**WHAT IS ASKED**
Copy all of the material exactly. Pictures are not to appear in the copy.

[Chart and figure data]

(begin)

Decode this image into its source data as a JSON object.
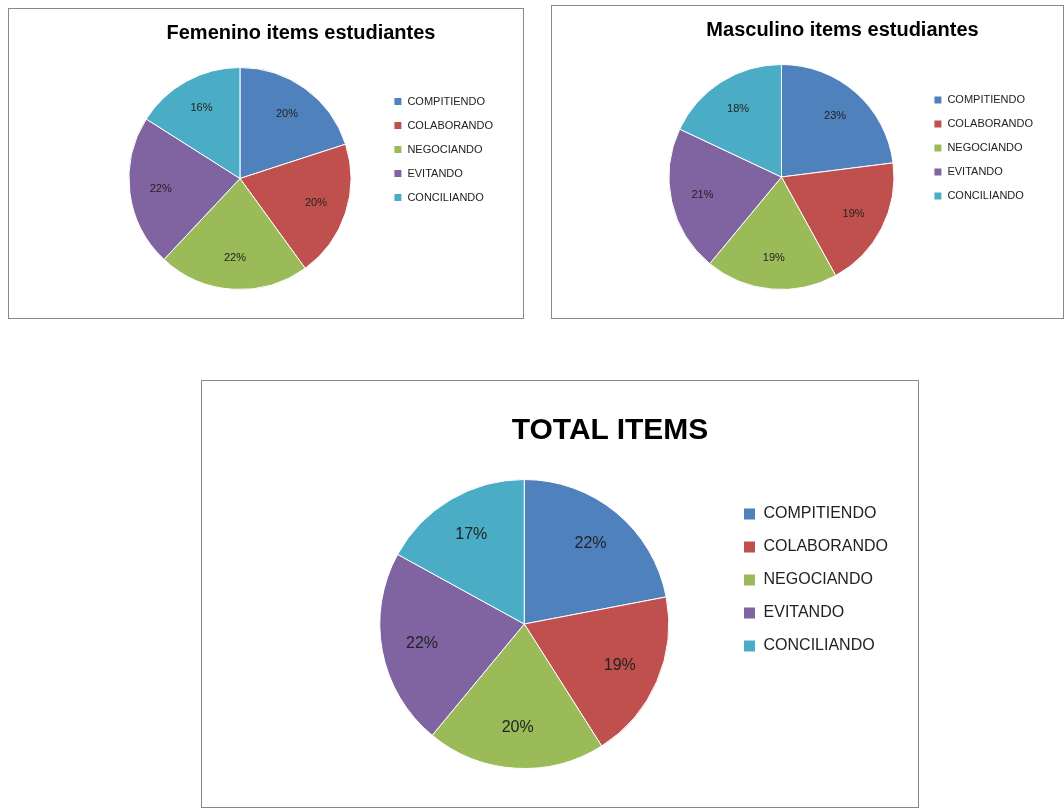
{
  "chart_data": [
    {
      "type": "pie",
      "title": "Femenino items estudiantes",
      "categories": [
        "COMPITIENDO",
        "COLABORANDO",
        "NEGOCIANDO",
        "EVITANDO",
        "CONCILIANDO"
      ],
      "values": [
        20,
        20,
        22,
        22,
        16
      ],
      "value_labels": [
        "20%",
        "20%",
        "22%",
        "22%",
        "16%"
      ],
      "colors": [
        "#4f81bd",
        "#c0504d",
        "#9bbb59",
        "#8064a2",
        "#4bacc6"
      ],
      "legend": "right"
    },
    {
      "type": "pie",
      "title": "Masculino items estudiantes",
      "categories": [
        "COMPITIENDO",
        "COLABORANDO",
        "NEGOCIANDO",
        "EVITANDO",
        "CONCILIANDO"
      ],
      "values": [
        23,
        19,
        19,
        21,
        18
      ],
      "value_labels": [
        "23%",
        "19%",
        "19%",
        "21%",
        "18%"
      ],
      "colors": [
        "#4f81bd",
        "#c0504d",
        "#9bbb59",
        "#8064a2",
        "#4bacc6"
      ],
      "legend": "right"
    },
    {
      "type": "pie",
      "title": "TOTAL ITEMS",
      "categories": [
        "COMPITIENDO",
        "COLABORANDO",
        "NEGOCIANDO",
        "EVITANDO",
        "CONCILIANDO"
      ],
      "values": [
        22,
        19,
        20,
        22,
        17
      ],
      "value_labels": [
        "22%",
        "19%",
        "20%",
        "22%",
        "17%"
      ],
      "colors": [
        "#4f81bd",
        "#c0504d",
        "#9bbb59",
        "#8064a2",
        "#4bacc6"
      ],
      "legend": "right"
    }
  ]
}
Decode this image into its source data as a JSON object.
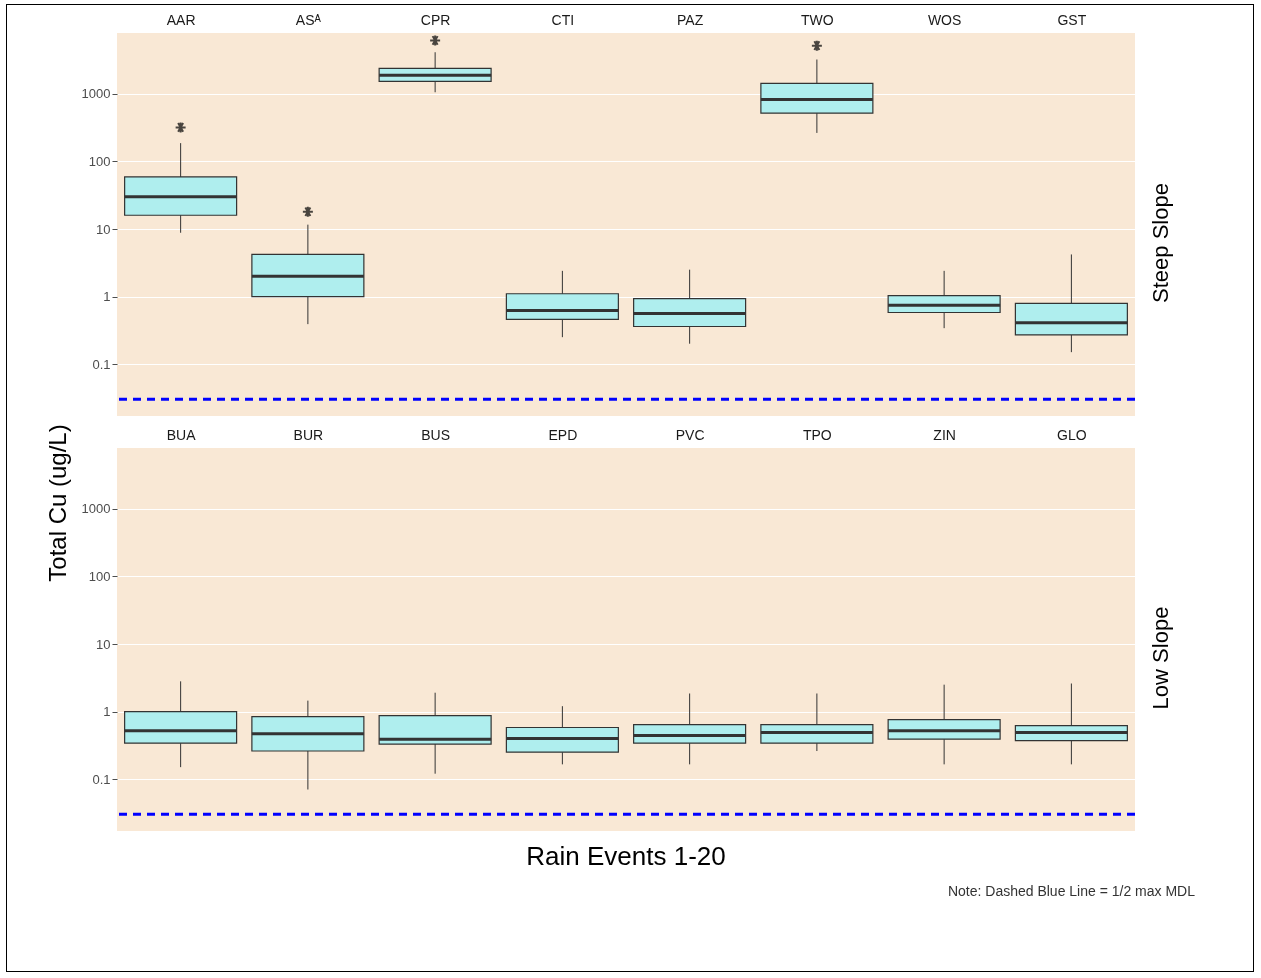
{
  "chart_data": [
    {
      "type": "box",
      "ylabel": "Total Cu (ug/L)",
      "y2label": "Steep Slope",
      "categories": [
        "AAR",
        "ASᴬ",
        "CPR",
        "CTI",
        "PAZ",
        "TWO",
        "WOS",
        "GST"
      ],
      "color": "#afeeee",
      "log": true,
      "ylim": [
        0.017,
        8000
      ],
      "yticks": [
        0.1,
        1,
        10,
        100,
        1000
      ],
      "grid": "y",
      "boxes": [
        {
          "low": 8.8,
          "q1": 16,
          "median": 30,
          "q3": 59,
          "high": 187,
          "outliers": [
            320
          ]
        },
        {
          "low": 0.39,
          "q1": 1.0,
          "median": 2.0,
          "q3": 4.2,
          "high": 11.6,
          "outliers": [
            18
          ]
        },
        {
          "low": 1060,
          "q1": 1540,
          "median": 1900,
          "q3": 2400,
          "high": 4150,
          "outliers": [
            6200
          ]
        },
        {
          "low": 0.25,
          "q1": 0.46,
          "median": 0.62,
          "q3": 1.1,
          "high": 2.4
        },
        {
          "low": 0.2,
          "q1": 0.36,
          "median": 0.56,
          "q3": 0.93,
          "high": 2.5
        },
        {
          "low": 265,
          "q1": 520,
          "median": 830,
          "q3": 1440,
          "high": 3240,
          "outliers": [
            5200
          ]
        },
        {
          "low": 0.34,
          "q1": 0.58,
          "median": 0.74,
          "q3": 1.03,
          "high": 2.4
        },
        {
          "low": 0.15,
          "q1": 0.27,
          "median": 0.41,
          "q3": 0.79,
          "high": 4.2
        }
      ],
      "ref_lines": [
        {
          "axis": "y",
          "value": 0.03,
          "color": "#0000ff",
          "line_style": "dashed"
        }
      ]
    },
    {
      "type": "box",
      "xlabel": "Rain Events 1-20",
      "y2label": "Low Slope",
      "categories": [
        "BUA",
        "BUR",
        "BUS",
        "EPD",
        "PVC",
        "TPO",
        "ZIN",
        "GLO"
      ],
      "color": "#afeeee",
      "log": true,
      "ylim": [
        0.017,
        8000
      ],
      "yticks": [
        0.1,
        1,
        10,
        100,
        1000
      ],
      "grid": "y",
      "boxes": [
        {
          "low": 0.15,
          "q1": 0.34,
          "median": 0.52,
          "q3": 1.0,
          "high": 2.8
        },
        {
          "low": 0.07,
          "q1": 0.26,
          "median": 0.47,
          "q3": 0.84,
          "high": 1.45
        },
        {
          "low": 0.12,
          "q1": 0.33,
          "median": 0.39,
          "q3": 0.87,
          "high": 1.9
        },
        {
          "low": 0.165,
          "q1": 0.25,
          "median": 0.4,
          "q3": 0.58,
          "high": 1.2
        },
        {
          "low": 0.165,
          "q1": 0.34,
          "median": 0.44,
          "q3": 0.64,
          "high": 1.85
        },
        {
          "low": 0.26,
          "q1": 0.34,
          "median": 0.49,
          "q3": 0.64,
          "high": 1.85
        },
        {
          "low": 0.165,
          "q1": 0.39,
          "median": 0.52,
          "q3": 0.76,
          "high": 2.5
        },
        {
          "low": 0.165,
          "q1": 0.37,
          "median": 0.49,
          "q3": 0.62,
          "high": 2.6
        }
      ],
      "ref_lines": [
        {
          "axis": "y",
          "value": 0.03,
          "color": "#0000ff",
          "line_style": "dashed"
        }
      ],
      "annotations": [
        "Note:  Dashed Blue Line = 1/2 max MDL"
      ]
    }
  ]
}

(end)

**TASK ANSWER**
Decode this image into its source data as a JSON object.
{
  "chart_data": [
    {
      "type": "pie",
      "title": "Femenino items estudiantes",
      "categories": [
        "COMPITIENDO",
        "COLABORANDO",
        "NEGOCIANDO",
        "EVITANDO",
        "CONCILIANDO"
      ],
      "values": [
        20,
        20,
        22,
        22,
        16
      ],
      "value_labels": [
        "20%",
        "20%",
        "22%",
        "22%",
        "16%"
      ],
      "colors": [
        "#4f81bd",
        "#c0504d",
        "#9bbb59",
        "#8064a2",
        "#4bacc6"
      ],
      "legend": "right"
    },
    {
      "type": "pie",
      "title": "Masculino items estudiantes",
      "categories": [
        "COMPITIENDO",
        "COLABORANDO",
        "NEGOCIANDO",
        "EVITANDO",
        "CONCILIANDO"
      ],
      "values": [
        23,
        19,
        19,
        21,
        18
      ],
      "value_labels": [
        "23%",
        "19%",
        "19%",
        "21%",
        "18%"
      ],
      "colors": [
        "#4f81bd",
        "#c0504d",
        "#9bbb59",
        "#8064a2",
        "#4bacc6"
      ],
      "legend": "right"
    },
    {
      "type": "pie",
      "title": "TOTAL ITEMS",
      "categories": [
        "COMPITIENDO",
        "COLABORANDO",
        "NEGOCIANDO",
        "EVITANDO",
        "CONCILIANDO"
      ],
      "values": [
        22,
        19,
        20,
        22,
        17
      ],
      "value_labels": [
        "22%",
        "19%",
        "20%",
        "22%",
        "17%"
      ],
      "colors": [
        "#4f81bd",
        "#c0504d",
        "#9bbb59",
        "#8064a2",
        "#4bacc6"
      ],
      "legend": "right"
    }
  ]
}
Decode this image into its source data as a JSON object.
{
  "chart_data": [
    {
      "type": "box",
      "ylabel": "Total Cu (ug/L)",
      "y2label": "Steep Slope",
      "categories": [
        "AAR",
        "ASᴬ",
        "CPR",
        "CTI",
        "PAZ",
        "TWO",
        "WOS",
        "GST"
      ],
      "color": "#afeeee",
      "log": true,
      "ylim": [
        0.017,
        8000
      ],
      "yticks": [
        0.1,
        1,
        10,
        100,
        1000
      ],
      "grid": "y",
      "boxes": [
        {
          "low": 8.8,
          "q1": 16,
          "median": 30,
          "q3": 59,
          "high": 187,
          "outliers": [
            320
          ]
        },
        {
          "low": 0.39,
          "q1": 1.0,
          "median": 2.0,
          "q3": 4.2,
          "high": 11.6,
          "outliers": [
            18
          ]
        },
        {
          "low": 1060,
          "q1": 1540,
          "median": 1900,
          "q3": 2400,
          "high": 4150,
          "outliers": [
            6200
          ]
        },
        {
          "low": 0.25,
          "q1": 0.46,
          "median": 0.62,
          "q3": 1.1,
          "high": 2.4
        },
        {
          "low": 0.2,
          "q1": 0.36,
          "median": 0.56,
          "q3": 0.93,
          "high": 2.5
        },
        {
          "low": 265,
          "q1": 520,
          "median": 830,
          "q3": 1440,
          "high": 3240,
          "outliers": [
            5200
          ]
        },
        {
          "low": 0.34,
          "q1": 0.58,
          "median": 0.74,
          "q3": 1.03,
          "high": 2.4
        },
        {
          "low": 0.15,
          "q1": 0.27,
          "median": 0.41,
          "q3": 0.79,
          "high": 4.2
        }
      ],
      "ref_lines": [
        {
          "axis": "y",
          "value": 0.03,
          "color": "#0000ff",
          "line_style": "dashed"
        }
      ]
    },
    {
      "type": "box",
      "xlabel": "Rain Events 1-20",
      "y2label": "Low Slope",
      "categories": [
        "BUA",
        "BUR",
        "BUS",
        "EPD",
        "PVC",
        "TPO",
        "ZIN",
        "GLO"
      ],
      "color": "#afeeee",
      "log": true,
      "ylim": [
        0.017,
        8000
      ],
      "yticks": [
        0.1,
        1,
        10,
        100,
        1000
      ],
      "grid": "y",
      "boxes": [
        {
          "low": 0.15,
          "q1": 0.34,
          "median": 0.52,
          "q3": 1.0,
          "high": 2.8
        },
        {
          "low": 0.07,
          "q1": 0.26,
          "median": 0.47,
          "q3": 0.84,
          "high": 1.45
        },
        {
          "low": 0.12,
          "q1": 0.33,
          "median": 0.39,
          "q3": 0.87,
          "high": 1.9
        },
        {
          "low": 0.165,
          "q1": 0.25,
          "median": 0.4,
          "q3": 0.58,
          "high": 1.2
        },
        {
          "low": 0.165,
          "q1": 0.34,
          "median": 0.44,
          "q3": 0.64,
          "high": 1.85
        },
        {
          "low": 0.26,
          "q1": 0.34,
          "median": 0.49,
          "q3": 0.64,
          "high": 1.85
        },
        {
          "low": 0.165,
          "q1": 0.39,
          "median": 0.52,
          "q3": 0.76,
          "high": 2.5
        },
        {
          "low": 0.165,
          "q1": 0.37,
          "median": 0.49,
          "q3": 0.62,
          "high": 2.6
        }
      ],
      "ref_lines": [
        {
          "axis": "y",
          "value": 0.03,
          "color": "#0000ff",
          "line_style": "dashed"
        }
      ],
      "annotations": [
        "Note:  Dashed Blue Line = 1/2 max MDL"
      ]
    }
  ]
}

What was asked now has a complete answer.